*Goal*. Return the whole listing exactly as it stands.

*Recorded information*.
+-------+

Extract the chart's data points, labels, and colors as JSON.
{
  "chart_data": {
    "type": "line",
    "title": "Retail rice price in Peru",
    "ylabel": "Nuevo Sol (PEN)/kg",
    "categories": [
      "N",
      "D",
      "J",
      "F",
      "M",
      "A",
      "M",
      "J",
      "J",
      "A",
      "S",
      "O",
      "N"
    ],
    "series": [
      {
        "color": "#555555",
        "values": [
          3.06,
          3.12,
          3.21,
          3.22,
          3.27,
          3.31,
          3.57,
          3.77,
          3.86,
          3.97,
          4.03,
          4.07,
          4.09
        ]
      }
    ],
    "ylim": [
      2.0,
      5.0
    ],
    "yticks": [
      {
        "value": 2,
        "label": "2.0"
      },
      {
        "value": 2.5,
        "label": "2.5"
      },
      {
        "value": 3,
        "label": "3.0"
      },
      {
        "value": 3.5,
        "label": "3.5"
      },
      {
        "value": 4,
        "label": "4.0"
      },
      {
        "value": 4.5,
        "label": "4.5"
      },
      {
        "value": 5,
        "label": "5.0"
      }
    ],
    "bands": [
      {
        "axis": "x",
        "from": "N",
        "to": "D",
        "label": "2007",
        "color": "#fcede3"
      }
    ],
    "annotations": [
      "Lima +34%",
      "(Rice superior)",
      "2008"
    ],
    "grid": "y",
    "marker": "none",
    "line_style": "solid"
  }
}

+-------+

*Finished answer*.
Extract the chart's data points, labels, and colors as JSON.
{
  "chart_data": {
    "type": "line",
    "title": "Retail rice price in Peru",
    "ylabel": "Nuevo Sol (PEN)/kg",
    "categories": [
      "N",
      "D",
      "J",
      "F",
      "M",
      "A",
      "M",
      "J",
      "J",
      "A",
      "S",
      "O",
      "N"
    ],
    "series": [
      {
        "color": "#555555",
        "values": [
          3.06,
          3.12,
          3.21,
          3.22,
          3.27,
          3.31,
          3.57,
          3.77,
          3.86,
          3.97,
          4.03,
          4.07,
          4.09
        ]
      }
    ],
    "ylim": [
      2.0,
      5.0
    ],
    "yticks": [
      {
        "value": 2,
        "label": "2.0"
      },
      {
        "value": 2.5,
        "label": "2.5"
      },
      {
        "value": 3,
        "label": "3.0"
      },
      {
        "value": 3.5,
        "label": "3.5"
      },
      {
        "value": 4,
        "label": "4.0"
      },
      {
        "value": 4.5,
        "label": "4.5"
      },
      {
        "value": 5,
        "label": "5.0"
      }
    ],
    "bands": [
      {
        "axis": "x",
        "from": "N",
        "to": "D",
        "label": "2007",
        "color": "#fcede3"
      }
    ],
    "annotations": [
      "Lima +34%",
      "(Rice superior)",
      "2008"
    ],
    "grid": "y",
    "marker": "none",
    "line_style": "solid"
  }
}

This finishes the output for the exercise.